— Start of Supplied records —

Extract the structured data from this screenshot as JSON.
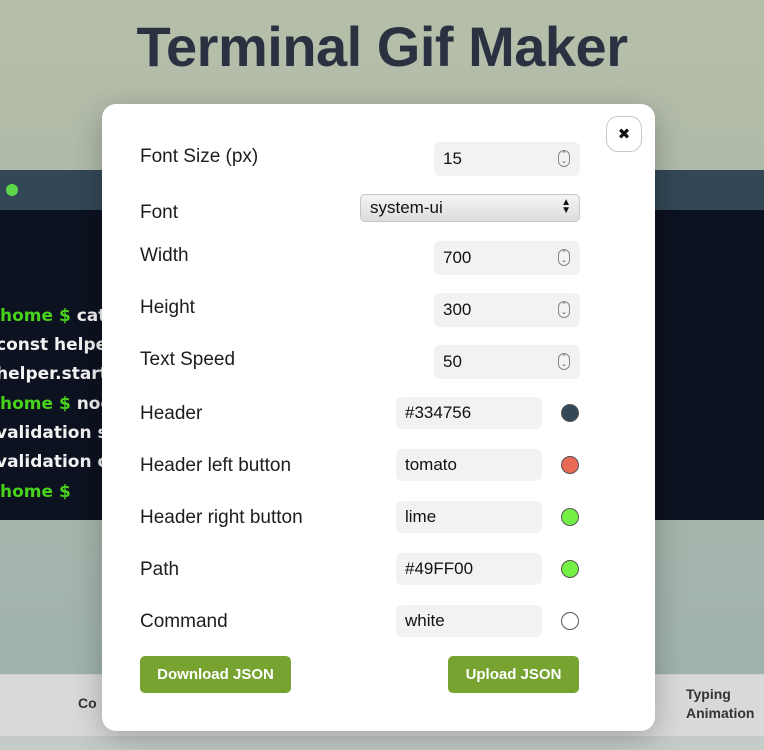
{
  "page": {
    "title": "Terminal Gif Maker"
  },
  "terminal": {
    "lines": [
      {
        "path": "home $",
        "text": " cat i"
      },
      {
        "path": "",
        "text": "const helper"
      },
      {
        "path": "",
        "text": "helper.startV"
      },
      {
        "path": "home $",
        "text": " node"
      },
      {
        "path": "",
        "text": "validation sta"
      },
      {
        "path": "",
        "text": "validation co"
      },
      {
        "path": "home $",
        "text": ""
      }
    ]
  },
  "table": {
    "col_left_header": "Co",
    "col_right_header_line1": "Typing",
    "col_right_header_line2": "Animation"
  },
  "modal": {
    "close_icon": "✖",
    "fields": {
      "font_size": {
        "label": "Font Size (px)",
        "value": "15"
      },
      "font": {
        "label": "Font",
        "value": "system-ui"
      },
      "width": {
        "label": "Width",
        "value": "700"
      },
      "height": {
        "label": "Height",
        "value": "300"
      },
      "text_speed": {
        "label": "Text Speed",
        "value": "50"
      },
      "header": {
        "label": "Header",
        "value": "#334756",
        "swatch": "#334756"
      },
      "header_left_button": {
        "label": "Header left button",
        "value": "tomato",
        "swatch": "#e96a55"
      },
      "header_right_button": {
        "label": "Header right button",
        "value": "lime",
        "swatch": "#74ef46"
      },
      "path": {
        "label": "Path",
        "value": "#49FF00",
        "swatch": "#74ef46"
      },
      "command": {
        "label": "Command",
        "value": "white",
        "swatch": "#ffffff"
      }
    },
    "buttons": {
      "download": "Download JSON",
      "upload": "Upload JSON"
    }
  },
  "colors": {
    "accent_button": "#77a331",
    "title_text": "#2a3241",
    "terminal_bg": "#0d1220",
    "terminal_header": "#334756"
  }
}
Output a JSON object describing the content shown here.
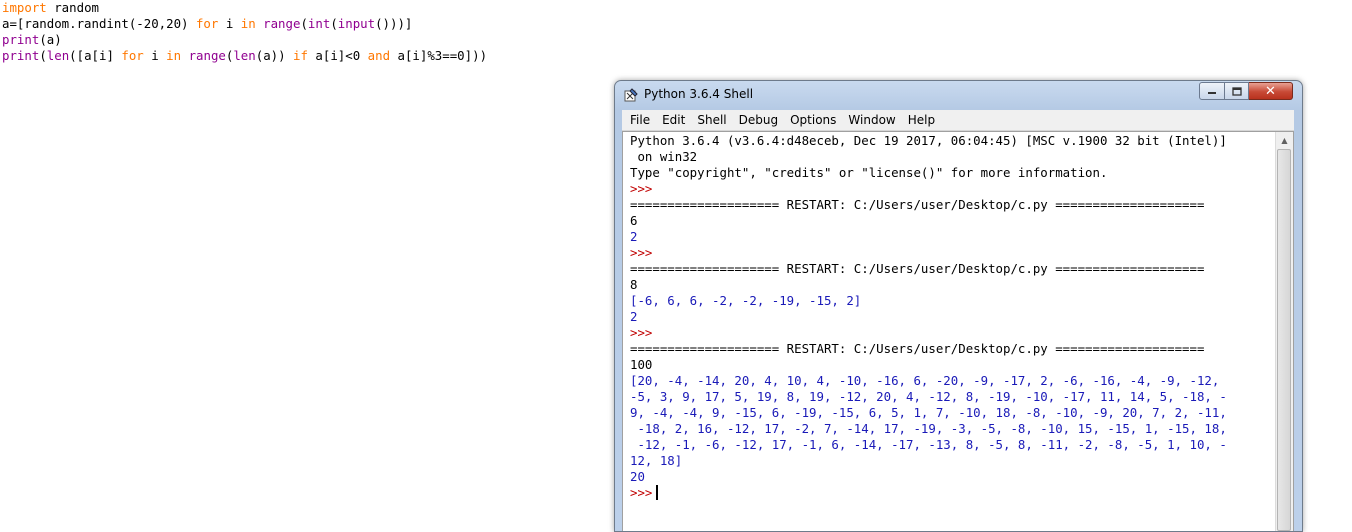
{
  "editor": {
    "lines": [
      {
        "segments": [
          {
            "t": "import",
            "c": "kw"
          },
          {
            "t": " random",
            "c": ""
          }
        ]
      },
      {
        "segments": [
          {
            "t": "a=[random.randint(-20,20) ",
            "c": ""
          },
          {
            "t": "for",
            "c": "kw"
          },
          {
            "t": " i ",
            "c": ""
          },
          {
            "t": "in",
            "c": "kw"
          },
          {
            "t": " ",
            "c": ""
          },
          {
            "t": "range",
            "c": "bi"
          },
          {
            "t": "(",
            "c": ""
          },
          {
            "t": "int",
            "c": "bi"
          },
          {
            "t": "(",
            "c": ""
          },
          {
            "t": "input",
            "c": "bi"
          },
          {
            "t": "()))]",
            "c": ""
          }
        ]
      },
      {
        "segments": [
          {
            "t": "print",
            "c": "bi"
          },
          {
            "t": "(a)",
            "c": ""
          }
        ]
      },
      {
        "segments": [
          {
            "t": "print",
            "c": "bi"
          },
          {
            "t": "(",
            "c": ""
          },
          {
            "t": "len",
            "c": "bi"
          },
          {
            "t": "([a[i] ",
            "c": ""
          },
          {
            "t": "for",
            "c": "kw"
          },
          {
            "t": " i ",
            "c": ""
          },
          {
            "t": "in",
            "c": "kw"
          },
          {
            "t": " ",
            "c": ""
          },
          {
            "t": "range",
            "c": "bi"
          },
          {
            "t": "(",
            "c": ""
          },
          {
            "t": "len",
            "c": "bi"
          },
          {
            "t": "(a)) ",
            "c": ""
          },
          {
            "t": "if",
            "c": "kw"
          },
          {
            "t": " a[i]<0 ",
            "c": ""
          },
          {
            "t": "and",
            "c": "kw"
          },
          {
            "t": " a[i]%3==0]))",
            "c": ""
          }
        ]
      }
    ]
  },
  "window": {
    "title": "Python 3.6.4 Shell",
    "controls": {
      "minimize": "▭",
      "maximize": "□",
      "close": "✕"
    },
    "menu": [
      "File",
      "Edit",
      "Shell",
      "Debug",
      "Options",
      "Window",
      "Help"
    ]
  },
  "shell": {
    "lines": [
      {
        "text": "Python 3.6.4 (v3.6.4:d48eceb, Dec 19 2017, 06:04:45) [MSC v.1900 32 bit (Intel)]",
        "kind": "plain"
      },
      {
        "text": " on win32",
        "kind": "plain"
      },
      {
        "text": "Type \"copyright\", \"credits\" or \"license()\" for more information.",
        "kind": "plain"
      },
      {
        "text": ">>>",
        "kind": "prompt"
      },
      {
        "text": "==================== RESTART: C:/Users/user/Desktop/c.py ====================",
        "kind": "plain"
      },
      {
        "text": "6",
        "kind": "plain"
      },
      {
        "text": "2",
        "kind": "out"
      },
      {
        "text": ">>>",
        "kind": "prompt"
      },
      {
        "text": "==================== RESTART: C:/Users/user/Desktop/c.py ====================",
        "kind": "plain"
      },
      {
        "text": "8",
        "kind": "plain"
      },
      {
        "text": "[-6, 6, 6, -2, -2, -19, -15, 2]",
        "kind": "out"
      },
      {
        "text": "2",
        "kind": "out"
      },
      {
        "text": ">>>",
        "kind": "prompt"
      },
      {
        "text": "==================== RESTART: C:/Users/user/Desktop/c.py ====================",
        "kind": "plain"
      },
      {
        "text": "100",
        "kind": "plain"
      },
      {
        "text": "[20, -4, -14, 20, 4, 10, 4, -10, -16, 6, -20, -9, -17, 2, -6, -16, -4, -9, -12,",
        "kind": "out"
      },
      {
        "text": "-5, 3, 9, 17, 5, 19, 8, 19, -12, 20, 4, -12, 8, -19, -10, -17, 11, 14, 5, -18, -",
        "kind": "out"
      },
      {
        "text": "9, -4, -4, 9, -15, 6, -19, -15, 6, 5, 1, 7, -10, 18, -8, -10, -9, 20, 7, 2, -11,",
        "kind": "out"
      },
      {
        "text": " -18, 2, 16, -12, 17, -2, 7, -14, 17, -19, -3, -5, -8, -10, 15, -15, 1, -15, 18,",
        "kind": "out"
      },
      {
        "text": " -12, -1, -6, -12, 17, -1, 6, -14, -17, -13, 8, -5, 8, -11, -2, -8, -5, 1, 10, -",
        "kind": "out"
      },
      {
        "text": "12, 18]",
        "kind": "out"
      },
      {
        "text": "20",
        "kind": "out"
      },
      {
        "text": ">>>",
        "kind": "prompt-cursor"
      }
    ]
  },
  "colors": {
    "keyword": "#ff7700",
    "builtin": "#900090",
    "prompt": "#c00000",
    "stdout": "#1a1ab8",
    "close_button": "#c84a36"
  }
}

— End of Supplied records —

Transcribe the preceding listing in its entirety and with exact wording, leaving out pictures.

#### Written response:
Extract the structured data from this screenshot as JSON.
{
  "page": {
    "title": "Terminal Gif Maker"
  },
  "terminal": {
    "lines": [
      {
        "path": "home $",
        "text": " cat i"
      },
      {
        "path": "",
        "text": "const helper"
      },
      {
        "path": "",
        "text": "helper.startV"
      },
      {
        "path": "home $",
        "text": " node"
      },
      {
        "path": "",
        "text": "validation sta"
      },
      {
        "path": "",
        "text": "validation co"
      },
      {
        "path": "home $",
        "text": ""
      }
    ]
  },
  "table": {
    "col_left_header": "Co",
    "col_right_header_line1": "Typing",
    "col_right_header_line2": "Animation"
  },
  "modal": {
    "close_icon": "✖",
    "fields": {
      "font_size": {
        "label": "Font Size (px)",
        "value": "15"
      },
      "font": {
        "label": "Font",
        "value": "system-ui"
      },
      "width": {
        "label": "Width",
        "value": "700"
      },
      "height": {
        "label": "Height",
        "value": "300"
      },
      "text_speed": {
        "label": "Text Speed",
        "value": "50"
      },
      "header": {
        "label": "Header",
        "value": "#334756",
        "swatch": "#334756"
      },
      "header_left_button": {
        "label": "Header left button",
        "value": "tomato",
        "swatch": "#e96a55"
      },
      "header_right_button": {
        "label": "Header right button",
        "value": "lime",
        "swatch": "#74ef46"
      },
      "path": {
        "label": "Path",
        "value": "#49FF00",
        "swatch": "#74ef46"
      },
      "command": {
        "label": "Command",
        "value": "white",
        "swatch": "#ffffff"
      }
    },
    "buttons": {
      "download": "Download JSON",
      "upload": "Upload JSON"
    }
  },
  "colors": {
    "accent_button": "#77a331",
    "title_text": "#2a3241",
    "terminal_bg": "#0d1220",
    "terminal_header": "#334756"
  }
}
Output a JSON object describing the content shown here.
{
  "editor": {
    "lines": [
      {
        "segments": [
          {
            "t": "import",
            "c": "kw"
          },
          {
            "t": " random",
            "c": ""
          }
        ]
      },
      {
        "segments": [
          {
            "t": "a=[random.randint(-20,20) ",
            "c": ""
          },
          {
            "t": "for",
            "c": "kw"
          },
          {
            "t": " i ",
            "c": ""
          },
          {
            "t": "in",
            "c": "kw"
          },
          {
            "t": " ",
            "c": ""
          },
          {
            "t": "range",
            "c": "bi"
          },
          {
            "t": "(",
            "c": ""
          },
          {
            "t": "int",
            "c": "bi"
          },
          {
            "t": "(",
            "c": ""
          },
          {
            "t": "input",
            "c": "bi"
          },
          {
            "t": "()))]",
            "c": ""
          }
        ]
      },
      {
        "segments": [
          {
            "t": "print",
            "c": "bi"
          },
          {
            "t": "(a)",
            "c": ""
          }
        ]
      },
      {
        "segments": [
          {
            "t": "print",
            "c": "bi"
          },
          {
            "t": "(",
            "c": ""
          },
          {
            "t": "len",
            "c": "bi"
          },
          {
            "t": "([a[i] ",
            "c": ""
          },
          {
            "t": "for",
            "c": "kw"
          },
          {
            "t": " i ",
            "c": ""
          },
          {
            "t": "in",
            "c": "kw"
          },
          {
            "t": " ",
            "c": ""
          },
          {
            "t": "range",
            "c": "bi"
          },
          {
            "t": "(",
            "c": ""
          },
          {
            "t": "len",
            "c": "bi"
          },
          {
            "t": "(a)) ",
            "c": ""
          },
          {
            "t": "if",
            "c": "kw"
          },
          {
            "t": " a[i]<0 ",
            "c": ""
          },
          {
            "t": "and",
            "c": "kw"
          },
          {
            "t": " a[i]%3==0]))",
            "c": ""
          }
        ]
      }
    ]
  },
  "window": {
    "title": "Python 3.6.4 Shell",
    "controls": {
      "minimize": "▭",
      "maximize": "□",
      "close": "✕"
    },
    "menu": [
      "File",
      "Edit",
      "Shell",
      "Debug",
      "Options",
      "Window",
      "Help"
    ]
  },
  "shell": {
    "lines": [
      {
        "text": "Python 3.6.4 (v3.6.4:d48eceb, Dec 19 2017, 06:04:45) [MSC v.1900 32 bit (Intel)]",
        "kind": "plain"
      },
      {
        "text": " on win32",
        "kind": "plain"
      },
      {
        "text": "Type \"copyright\", \"credits\" or \"license()\" for more information.",
        "kind": "plain"
      },
      {
        "text": ">>>",
        "kind": "prompt"
      },
      {
        "text": "==================== RESTART: C:/Users/user/Desktop/c.py ====================",
        "kind": "plain"
      },
      {
        "text": "6",
        "kind": "plain"
      },
      {
        "text": "2",
        "kind": "out"
      },
      {
        "text": ">>>",
        "kind": "prompt"
      },
      {
        "text": "==================== RESTART: C:/Users/user/Desktop/c.py ====================",
        "kind": "plain"
      },
      {
        "text": "8",
        "kind": "plain"
      },
      {
        "text": "[-6, 6, 6, -2, -2, -19, -15, 2]",
        "kind": "out"
      },
      {
        "text": "2",
        "kind": "out"
      },
      {
        "text": ">>>",
        "kind": "prompt"
      },
      {
        "text": "==================== RESTART: C:/Users/user/Desktop/c.py ====================",
        "kind": "plain"
      },
      {
        "text": "100",
        "kind": "plain"
      },
      {
        "text": "[20, -4, -14, 20, 4, 10, 4, -10, -16, 6, -20, -9, -17, 2, -6, -16, -4, -9, -12,",
        "kind": "out"
      },
      {
        "text": "-5, 3, 9, 17, 5, 19, 8, 19, -12, 20, 4, -12, 8, -19, -10, -17, 11, 14, 5, -18, -",
        "kind": "out"
      },
      {
        "text": "9, -4, -4, 9, -15, 6, -19, -15, 6, 5, 1, 7, -10, 18, -8, -10, -9, 20, 7, 2, -11,",
        "kind": "out"
      },
      {
        "text": " -18, 2, 16, -12, 17, -2, 7, -14, 17, -19, -3, -5, -8, -10, 15, -15, 1, -15, 18,",
        "kind": "out"
      },
      {
        "text": " -12, -1, -6, -12, 17, -1, 6, -14, -17, -13, 8, -5, 8, -11, -2, -8, -5, 1, 10, -",
        "kind": "out"
      },
      {
        "text": "12, 18]",
        "kind": "out"
      },
      {
        "text": "20",
        "kind": "out"
      },
      {
        "text": ">>>",
        "kind": "prompt-cursor"
      }
    ]
  },
  "colors": {
    "keyword": "#ff7700",
    "builtin": "#900090",
    "prompt": "#c00000",
    "stdout": "#1a1ab8",
    "close_button": "#c84a36"
  }
}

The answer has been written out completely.